AIM OF THE EXERCISE:
Pull out every line with the word "subtitle".

EXERCISE DATA:
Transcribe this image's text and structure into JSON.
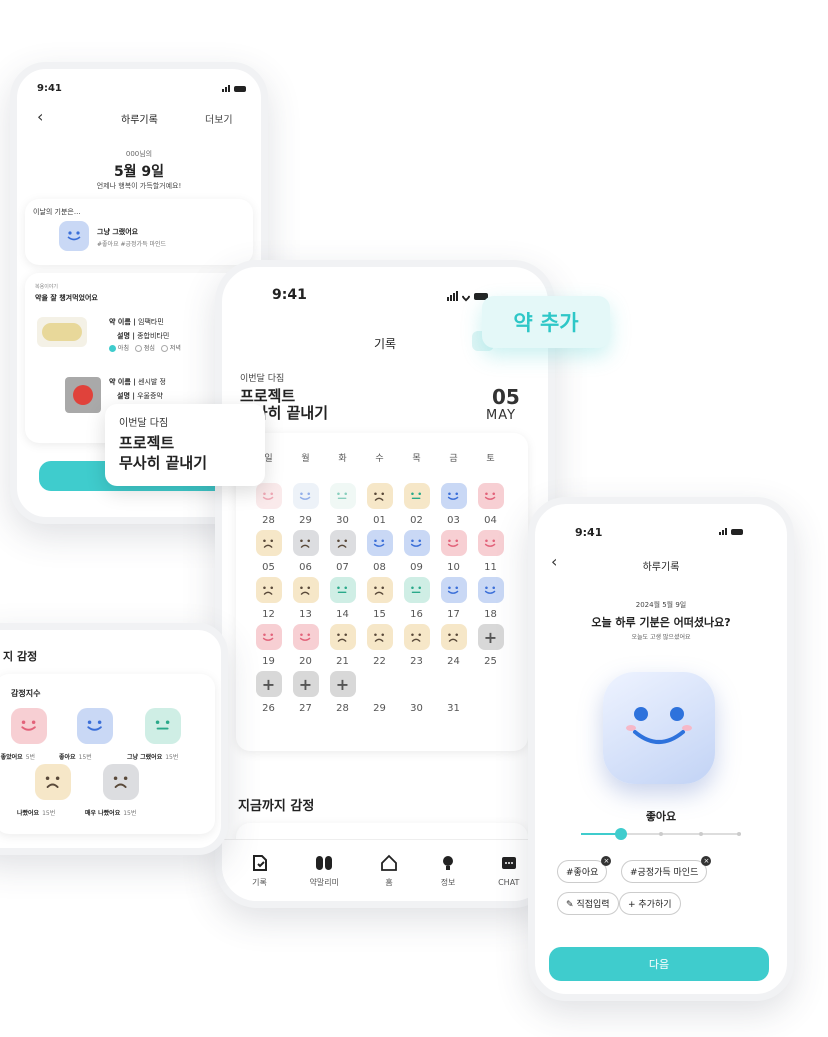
{
  "phone1": {
    "time": "9:41",
    "title": "하루기록",
    "more_label": "더보기",
    "user": "000님의",
    "date": "5월 9일",
    "subtitle": "언제나 행복이 가득할거예요!",
    "mood_heading": "이날의 기분은...",
    "mood_text": "그냥 그랬어요",
    "mood_tags": "#좋아요 #긍정가득 마인드",
    "record_small": "복용이야기",
    "record_heading": "약을 잘 챙겨먹었어요",
    "med1_name_label": "약 이름 |",
    "med1_name": "임팩타민",
    "med1_desc_label": "설명 |",
    "med1_desc": "종합비타민",
    "med1_times": [
      "아침",
      "점심",
      "저녁"
    ],
    "med2_name_label": "약 이름 |",
    "med2_name": "센시발 정",
    "med2_desc_label": "설명 |",
    "med2_desc": "우울증약"
  },
  "callouts": {
    "add_med": "약 추가",
    "goal_label": "이번달 다짐",
    "goal_line1": "프로젝트",
    "goal_line2": "무사히 끝내기"
  },
  "phone2": {
    "time": "9:41",
    "title": "기록",
    "goal_label": "이번달 다짐",
    "goal_line1": "프로젝트",
    "goal_line2": "무사히 끝내기",
    "day": "05",
    "month": "MAY",
    "weekdays": [
      "일",
      "월",
      "화",
      "수",
      "목",
      "금",
      "토"
    ],
    "weeks": [
      [
        [
          "28",
          "happy",
          "#f6d9dc"
        ],
        [
          "29",
          "smile",
          "#dfe9f3"
        ],
        [
          "30",
          "neutral",
          "#e4f3ee"
        ],
        [
          "01",
          "sad",
          "#f6e7c8"
        ],
        [
          "02",
          "neutral",
          "#f6e7c8"
        ],
        [
          "03",
          "smile",
          "#c9d8f5"
        ],
        [
          "04",
          "happy",
          "#f7cfd3"
        ]
      ],
      [
        [
          "05",
          "sad",
          "#f6e7c8"
        ],
        [
          "06",
          "sad",
          "#dcdde0"
        ],
        [
          "07",
          "sad",
          "#dcdde0"
        ],
        [
          "08",
          "smile",
          "#c9d8f5"
        ],
        [
          "09",
          "smile",
          "#c9d8f5"
        ],
        [
          "10",
          "happy",
          "#f7cfd3"
        ],
        [
          "11",
          "happy",
          "#f7cfd3"
        ]
      ],
      [
        [
          "12",
          "sad",
          "#f6e7c8"
        ],
        [
          "13",
          "sad",
          "#f6e7c8"
        ],
        [
          "14",
          "neutral",
          "#cfeee5"
        ],
        [
          "15",
          "sad",
          "#f6e7c8"
        ],
        [
          "16",
          "neutral",
          "#cfeee5"
        ],
        [
          "17",
          "smile",
          "#c9d8f5"
        ],
        [
          "18",
          "smile",
          "#c9d8f5"
        ]
      ],
      [
        [
          "19",
          "happy",
          "#f7cfd3"
        ],
        [
          "20",
          "happy",
          "#f7cfd3"
        ],
        [
          "21",
          "sad",
          "#f6e7c8"
        ],
        [
          "22",
          "sad",
          "#f6e7c8"
        ],
        [
          "23",
          "sad",
          "#f6e7c8"
        ],
        [
          "24",
          "sad",
          "#f6e7c8"
        ],
        [
          "25",
          "plus",
          ""
        ]
      ],
      [
        [
          "26",
          "plus",
          ""
        ],
        [
          "27",
          "plus",
          ""
        ],
        [
          "28",
          "plus",
          ""
        ],
        [
          "29",
          "empty",
          ""
        ],
        [
          "30",
          "empty",
          ""
        ],
        [
          "31",
          "empty",
          ""
        ],
        [
          "",
          "empty",
          ""
        ]
      ]
    ],
    "section_title": "지금까지 감정",
    "nav": [
      "기록",
      "약말리미",
      "홈",
      "정보",
      "CHAT"
    ]
  },
  "phone3": {
    "time": "9:41",
    "title": "하루기록",
    "date": "2024월 5월 9일",
    "question": "오늘 하루 기분은 어떠셨나요?",
    "sub": "오늘도 고생 많으셨어요",
    "mood_label": "좋아요",
    "slider_level": 0.25,
    "tags": [
      "#좋아요",
      "#긍정가득 마인드"
    ],
    "actions": [
      "직접입력",
      "추가하기"
    ],
    "next": "다음"
  },
  "card4": {
    "title": "지 감정",
    "subtitle": "감정지수",
    "items": [
      {
        "label": "우 좋았어요",
        "count": "5번",
        "face": "happy",
        "color": "#f7cfd3"
      },
      {
        "label": "좋아요",
        "count": "15번",
        "face": "smile",
        "color": "#c9d8f5"
      },
      {
        "label": "그냥 그랬어요",
        "count": "15번",
        "face": "neutral",
        "color": "#cfeee5"
      },
      {
        "label": "나빴어요",
        "count": "15번",
        "face": "sad",
        "color": "#f6e7c8"
      },
      {
        "label": "매우 나빴어요",
        "count": "15번",
        "face": "sad",
        "color": "#dcdde0"
      }
    ]
  }
}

ANSWER TO THIS TASK:
    "subtitle": "언제나 행복이 가득할거예요!",
    "subtitle": "감정지수",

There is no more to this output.